Saturday, 25 July 2009

Apple pollination, management & pruning

When I bought my house, I inherited a yellow transparent apple tree which had been pruned and tended over the years, for which I am extremely grateful, since it's pretty old and could easily have become unmanageable if past owners had neglected it.

I've maintained it as best I could - and despite the ministrations of many caterpillars, the appetites of the birds

and the cack-handed interventions of a tenant who lopped off all those unsightly fruit-bearing branches while I was in Italy, it has flourished and fruited reliably.

Every spring I climb up into the tree to nab the water shoots, and when I can organize myself I give it some dormant spray in the spring as well, but that's about all I do.

________________________

Challenges:
a: Summarize the apple tree post in two sentences.
b: According to the apple tree post, why is the writer extremely grateful that past owners pruned and tended the tree?
c: Answer these questions from the apple tree post.
(i) What kind of apple tree did the writer inherit?
(ii) Which branches did the tenant lop off?
(iii) What does the writer climb into the tree to remove every spring?

________________________

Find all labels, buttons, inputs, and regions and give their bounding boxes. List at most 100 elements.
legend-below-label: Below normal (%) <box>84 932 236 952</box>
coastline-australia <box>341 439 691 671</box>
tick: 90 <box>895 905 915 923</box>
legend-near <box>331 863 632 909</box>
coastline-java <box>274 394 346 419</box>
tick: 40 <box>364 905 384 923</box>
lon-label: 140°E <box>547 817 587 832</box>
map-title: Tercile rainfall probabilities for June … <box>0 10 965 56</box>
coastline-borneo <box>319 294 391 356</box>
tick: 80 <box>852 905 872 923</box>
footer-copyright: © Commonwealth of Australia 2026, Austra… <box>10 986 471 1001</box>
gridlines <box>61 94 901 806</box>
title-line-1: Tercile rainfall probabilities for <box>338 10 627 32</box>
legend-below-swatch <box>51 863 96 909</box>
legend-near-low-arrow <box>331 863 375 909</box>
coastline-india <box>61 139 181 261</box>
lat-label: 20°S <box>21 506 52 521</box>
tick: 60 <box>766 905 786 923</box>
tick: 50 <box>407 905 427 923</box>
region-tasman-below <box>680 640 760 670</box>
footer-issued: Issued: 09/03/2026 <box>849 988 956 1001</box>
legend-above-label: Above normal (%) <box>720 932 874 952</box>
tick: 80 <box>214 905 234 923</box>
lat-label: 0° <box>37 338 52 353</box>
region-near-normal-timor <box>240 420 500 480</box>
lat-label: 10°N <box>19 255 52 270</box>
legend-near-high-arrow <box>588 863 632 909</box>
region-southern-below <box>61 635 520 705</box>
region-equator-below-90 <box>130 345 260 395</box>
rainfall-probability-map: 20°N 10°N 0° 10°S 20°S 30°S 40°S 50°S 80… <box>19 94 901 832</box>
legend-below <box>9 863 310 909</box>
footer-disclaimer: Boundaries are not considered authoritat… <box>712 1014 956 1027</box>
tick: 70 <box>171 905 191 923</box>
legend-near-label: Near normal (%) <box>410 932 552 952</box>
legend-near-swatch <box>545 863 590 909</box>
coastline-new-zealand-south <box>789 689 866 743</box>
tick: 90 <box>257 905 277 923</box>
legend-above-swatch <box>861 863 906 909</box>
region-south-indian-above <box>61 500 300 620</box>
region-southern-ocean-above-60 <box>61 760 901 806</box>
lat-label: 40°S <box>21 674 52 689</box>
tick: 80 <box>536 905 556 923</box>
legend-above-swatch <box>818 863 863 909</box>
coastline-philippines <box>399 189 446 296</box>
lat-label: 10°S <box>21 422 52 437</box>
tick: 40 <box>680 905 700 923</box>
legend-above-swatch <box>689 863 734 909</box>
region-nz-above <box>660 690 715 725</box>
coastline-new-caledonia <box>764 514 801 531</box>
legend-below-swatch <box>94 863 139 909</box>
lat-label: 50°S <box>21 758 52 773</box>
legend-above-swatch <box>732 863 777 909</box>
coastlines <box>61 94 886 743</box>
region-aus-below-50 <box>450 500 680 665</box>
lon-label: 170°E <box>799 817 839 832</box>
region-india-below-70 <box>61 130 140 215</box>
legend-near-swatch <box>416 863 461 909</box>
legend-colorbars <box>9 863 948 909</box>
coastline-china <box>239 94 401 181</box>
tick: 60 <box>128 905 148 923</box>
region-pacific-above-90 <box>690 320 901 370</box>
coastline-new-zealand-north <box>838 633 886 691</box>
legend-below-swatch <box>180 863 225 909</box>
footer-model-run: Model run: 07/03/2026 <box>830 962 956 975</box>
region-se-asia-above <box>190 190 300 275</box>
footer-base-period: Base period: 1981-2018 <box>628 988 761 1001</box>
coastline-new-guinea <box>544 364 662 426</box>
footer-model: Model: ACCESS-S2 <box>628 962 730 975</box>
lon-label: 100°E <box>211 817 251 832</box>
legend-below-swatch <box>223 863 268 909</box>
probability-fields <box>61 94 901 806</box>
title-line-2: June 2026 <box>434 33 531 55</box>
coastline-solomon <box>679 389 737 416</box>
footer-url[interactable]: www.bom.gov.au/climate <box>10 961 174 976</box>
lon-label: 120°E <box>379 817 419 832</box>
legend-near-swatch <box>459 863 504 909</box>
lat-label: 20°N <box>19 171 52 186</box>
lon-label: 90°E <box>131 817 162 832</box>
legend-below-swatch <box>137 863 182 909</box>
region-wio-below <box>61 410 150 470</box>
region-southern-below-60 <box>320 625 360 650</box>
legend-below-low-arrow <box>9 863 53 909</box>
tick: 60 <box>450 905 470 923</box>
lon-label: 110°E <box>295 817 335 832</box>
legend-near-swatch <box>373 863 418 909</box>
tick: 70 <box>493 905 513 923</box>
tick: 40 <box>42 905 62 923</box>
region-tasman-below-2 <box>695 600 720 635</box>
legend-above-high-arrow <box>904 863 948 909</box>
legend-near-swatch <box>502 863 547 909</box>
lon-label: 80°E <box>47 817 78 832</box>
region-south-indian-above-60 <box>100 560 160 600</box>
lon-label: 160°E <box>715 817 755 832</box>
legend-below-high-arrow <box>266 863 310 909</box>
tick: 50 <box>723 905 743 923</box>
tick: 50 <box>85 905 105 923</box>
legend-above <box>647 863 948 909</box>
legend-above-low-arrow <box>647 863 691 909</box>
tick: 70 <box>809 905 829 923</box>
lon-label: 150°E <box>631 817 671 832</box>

________________________

Per-task answers:
a: The writer inherited an old yellow transparent apple tree with a house, one that earlier owners had pruned and tended over the years. Despite caterpillars, birds, and a tenant who cut off its fruit-bearing branches, the tree has flourished and fruited reliably with little more than yearly removal of water shoots and occasional dormant spray.

b: The tree is pretty old. It could easily have become unmanageable if past owners had neglected it.

c:
(i) A yellow transparent apple tree.
(ii) All the fruit-bearing branches.
(iii) The water shoots.